Dataset rows
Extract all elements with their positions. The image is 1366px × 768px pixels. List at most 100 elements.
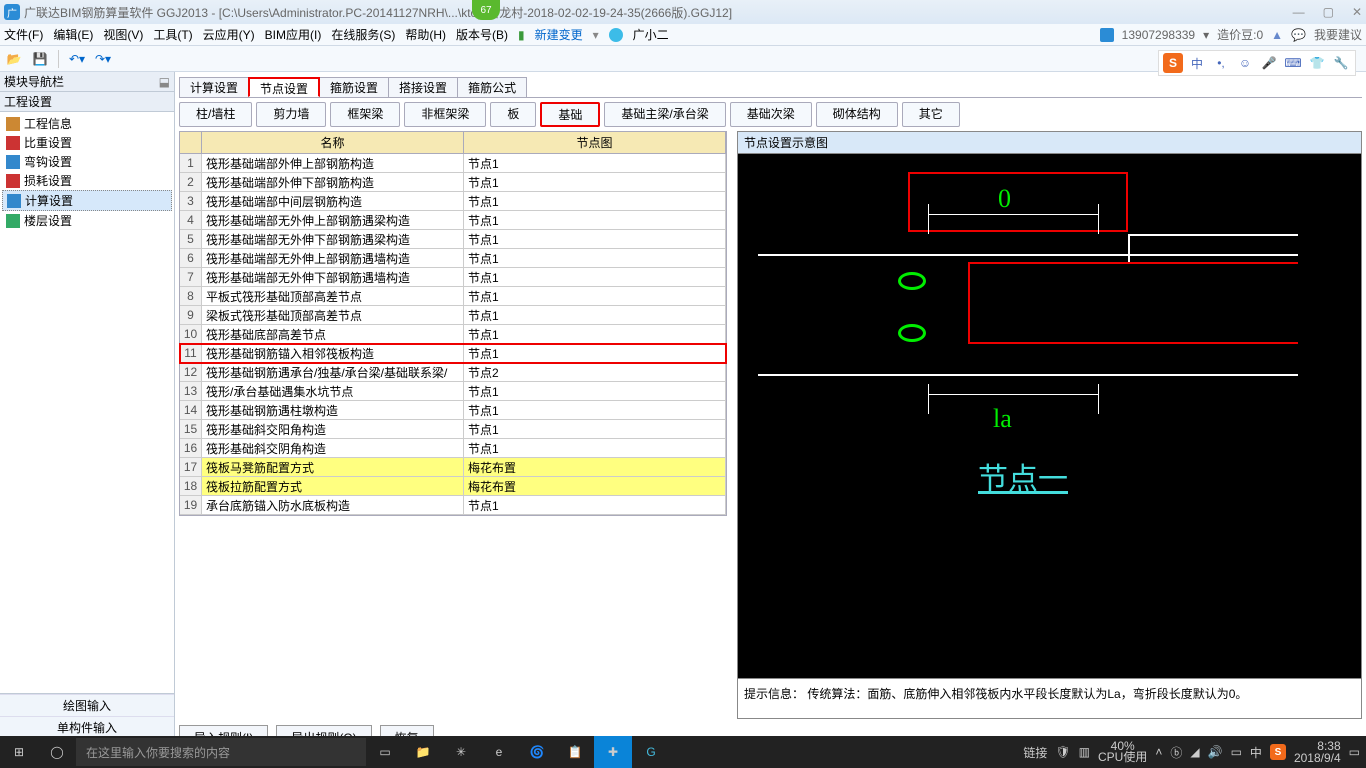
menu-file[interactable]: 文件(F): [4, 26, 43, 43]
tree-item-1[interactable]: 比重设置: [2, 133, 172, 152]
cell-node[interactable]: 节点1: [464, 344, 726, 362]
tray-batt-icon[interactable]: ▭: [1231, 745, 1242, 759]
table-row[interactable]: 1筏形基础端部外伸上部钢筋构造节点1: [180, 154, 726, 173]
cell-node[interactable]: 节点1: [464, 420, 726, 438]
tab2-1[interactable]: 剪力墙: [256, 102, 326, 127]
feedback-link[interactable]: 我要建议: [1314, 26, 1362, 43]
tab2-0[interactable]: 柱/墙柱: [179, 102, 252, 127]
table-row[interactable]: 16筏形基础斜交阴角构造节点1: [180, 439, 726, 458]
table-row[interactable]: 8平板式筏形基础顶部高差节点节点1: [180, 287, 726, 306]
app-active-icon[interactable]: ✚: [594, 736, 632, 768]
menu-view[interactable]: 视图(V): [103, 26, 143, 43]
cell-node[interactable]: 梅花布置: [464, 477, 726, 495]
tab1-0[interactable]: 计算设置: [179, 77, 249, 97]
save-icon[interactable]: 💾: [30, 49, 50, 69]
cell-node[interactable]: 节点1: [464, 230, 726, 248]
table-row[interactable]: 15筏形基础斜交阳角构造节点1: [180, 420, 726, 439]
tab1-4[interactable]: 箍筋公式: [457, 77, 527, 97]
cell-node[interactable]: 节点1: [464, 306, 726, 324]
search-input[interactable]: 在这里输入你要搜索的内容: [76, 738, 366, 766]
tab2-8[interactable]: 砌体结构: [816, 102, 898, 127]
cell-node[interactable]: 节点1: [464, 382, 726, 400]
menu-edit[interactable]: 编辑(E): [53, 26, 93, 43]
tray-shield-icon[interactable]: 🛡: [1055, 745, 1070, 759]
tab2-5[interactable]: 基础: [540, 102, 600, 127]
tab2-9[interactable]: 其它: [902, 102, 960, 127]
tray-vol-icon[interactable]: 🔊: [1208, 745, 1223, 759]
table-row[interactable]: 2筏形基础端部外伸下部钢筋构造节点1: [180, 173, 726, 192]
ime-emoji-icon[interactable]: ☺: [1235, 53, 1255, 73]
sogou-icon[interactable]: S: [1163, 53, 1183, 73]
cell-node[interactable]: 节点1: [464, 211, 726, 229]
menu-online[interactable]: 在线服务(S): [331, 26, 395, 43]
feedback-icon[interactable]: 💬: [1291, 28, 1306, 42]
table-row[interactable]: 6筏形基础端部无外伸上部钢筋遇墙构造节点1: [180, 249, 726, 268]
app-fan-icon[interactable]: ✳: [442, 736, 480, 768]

*EXERCISE*
Please print every one of the lines above word for word, leaving out the pictures.

*OUTPUT FOR THIS TASK*
Extract all elements with their positions. The image is 1366px × 768px pixels. List at most 100 elements.
menu-file[interactable]: 文件(F): [4, 26, 43, 43]
tree-item-1[interactable]: 比重设置: [2, 133, 172, 152]
cell-node[interactable]: 节点1: [464, 344, 726, 362]
tray-batt-icon[interactable]: ▭: [1231, 745, 1242, 759]
table-row[interactable]: 1筏形基础端部外伸上部钢筋构造节点1: [180, 154, 726, 173]
cell-node[interactable]: 节点1: [464, 420, 726, 438]
tab2-1[interactable]: 剪力墙: [256, 102, 326, 127]
feedback-link[interactable]: 我要建议: [1314, 26, 1362, 43]
tab2-0[interactable]: 柱/墙柱: [179, 102, 252, 127]
table-row[interactable]: 16筏形基础斜交阴角构造节点1: [180, 439, 726, 458]
table-row[interactable]: 8平板式筏形基础顶部高差节点节点1: [180, 287, 726, 306]
app-active-icon[interactable]: ✚: [594, 736, 632, 768]
menu-view[interactable]: 视图(V): [103, 26, 143, 43]
cell-node[interactable]: 梅花布置: [464, 477, 726, 495]
tab1-0[interactable]: 计算设置: [179, 77, 249, 97]
save-icon[interactable]: 💾: [30, 49, 50, 69]
cell-node[interactable]: 节点1: [464, 230, 726, 248]
table-row[interactable]: 15筏形基础斜交阳角构造节点1: [180, 420, 726, 439]
tab1-4[interactable]: 箍筋公式: [457, 77, 527, 97]
cell-node[interactable]: 节点1: [464, 306, 726, 324]
search-input[interactable]: 在这里输入你要搜索的内容: [76, 738, 366, 766]
tab2-8[interactable]: 砌体结构: [816, 102, 898, 127]
cell-node[interactable]: 节点1: [464, 382, 726, 400]
menu-edit[interactable]: 编辑(E): [53, 26, 93, 43]
tray-shield-icon[interactable]: 🛡: [1055, 745, 1070, 759]
tab2-5[interactable]: 基础: [540, 102, 600, 127]
tab2-9[interactable]: 其它: [902, 102, 960, 127]
tray-vol-icon[interactable]: 🔊: [1208, 745, 1223, 759]
table-row[interactable]: 2筏形基础端部外伸下部钢筋构造节点1: [180, 173, 726, 192]
ime-emoji-icon[interactable]: ☺: [1235, 53, 1255, 73]
sogou-icon[interactable]: S: [1163, 53, 1183, 73]
cell-node[interactable]: 节点1: [464, 211, 726, 229]
menu-online[interactable]: 在线服务(S): [331, 26, 395, 43]
feedback-icon[interactable]: 💬: [1291, 28, 1306, 42]
table-row[interactable]: 6筏形基础端部无外伸上部钢筋遇墙构造节点1: [180, 249, 726, 268]
app-fan-icon[interactable]: ✳: [442, 736, 480, 768]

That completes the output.